> GIVEN EXERCISE: Verbatim output of all the material below is required.

──────── DATA FOR THE TASK ────────

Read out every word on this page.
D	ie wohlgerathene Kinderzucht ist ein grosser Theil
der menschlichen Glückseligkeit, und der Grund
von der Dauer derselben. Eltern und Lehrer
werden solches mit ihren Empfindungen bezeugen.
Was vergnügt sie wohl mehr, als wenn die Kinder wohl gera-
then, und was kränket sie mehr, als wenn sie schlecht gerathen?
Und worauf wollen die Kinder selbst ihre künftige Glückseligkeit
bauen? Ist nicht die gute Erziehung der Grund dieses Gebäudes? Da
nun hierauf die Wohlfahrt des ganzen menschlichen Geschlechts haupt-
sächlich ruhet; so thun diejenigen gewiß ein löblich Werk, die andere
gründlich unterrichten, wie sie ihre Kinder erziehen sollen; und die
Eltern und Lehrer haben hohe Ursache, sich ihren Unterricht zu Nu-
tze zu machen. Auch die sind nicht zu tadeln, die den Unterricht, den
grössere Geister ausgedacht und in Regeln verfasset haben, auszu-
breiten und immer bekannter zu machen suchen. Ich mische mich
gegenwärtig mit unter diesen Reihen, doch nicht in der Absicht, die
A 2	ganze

────────

> FINAL RESULT:
Read out every word on this page.
D	ie wohlgerathene Kinderzucht ist ein grosser Theil
der menschlichen Glückseligkeit, und der Grund
von der Dauer derselben. Eltern und Lehrer
werden solches mit ihren Empfindungen bezeugen.
Was vergnügt sie wohl mehr, als wenn die Kinder wohl gera-
then, und was kränket sie mehr, als wenn sie schlecht gerathen?
Und worauf wollen die Kinder selbst ihre künftige Glückseligkeit
bauen? Ist nicht die gute Erziehung der Grund dieses Gebäudes? Da
nun hierauf die Wohlfahrt des ganzen menschlichen Geschlechts haupt-
sächlich ruhet; so thun diejenigen gewiß ein löblich Werk, die andere
gründlich unterrichten, wie sie ihre Kinder erziehen sollen; und die
Eltern und Lehrer haben hohe Ursache, sich ihren Unterricht zu Nu-
tze zu machen. Auch die sind nicht zu tadeln, die den Unterricht, den
grössere Geister ausgedacht und in Regeln verfasset haben, auszu-
breiten und immer bekannter zu machen suchen. Ich mische mich
gegenwärtig mit unter diesen Reihen, doch nicht in der Absicht, die
A 2	ganze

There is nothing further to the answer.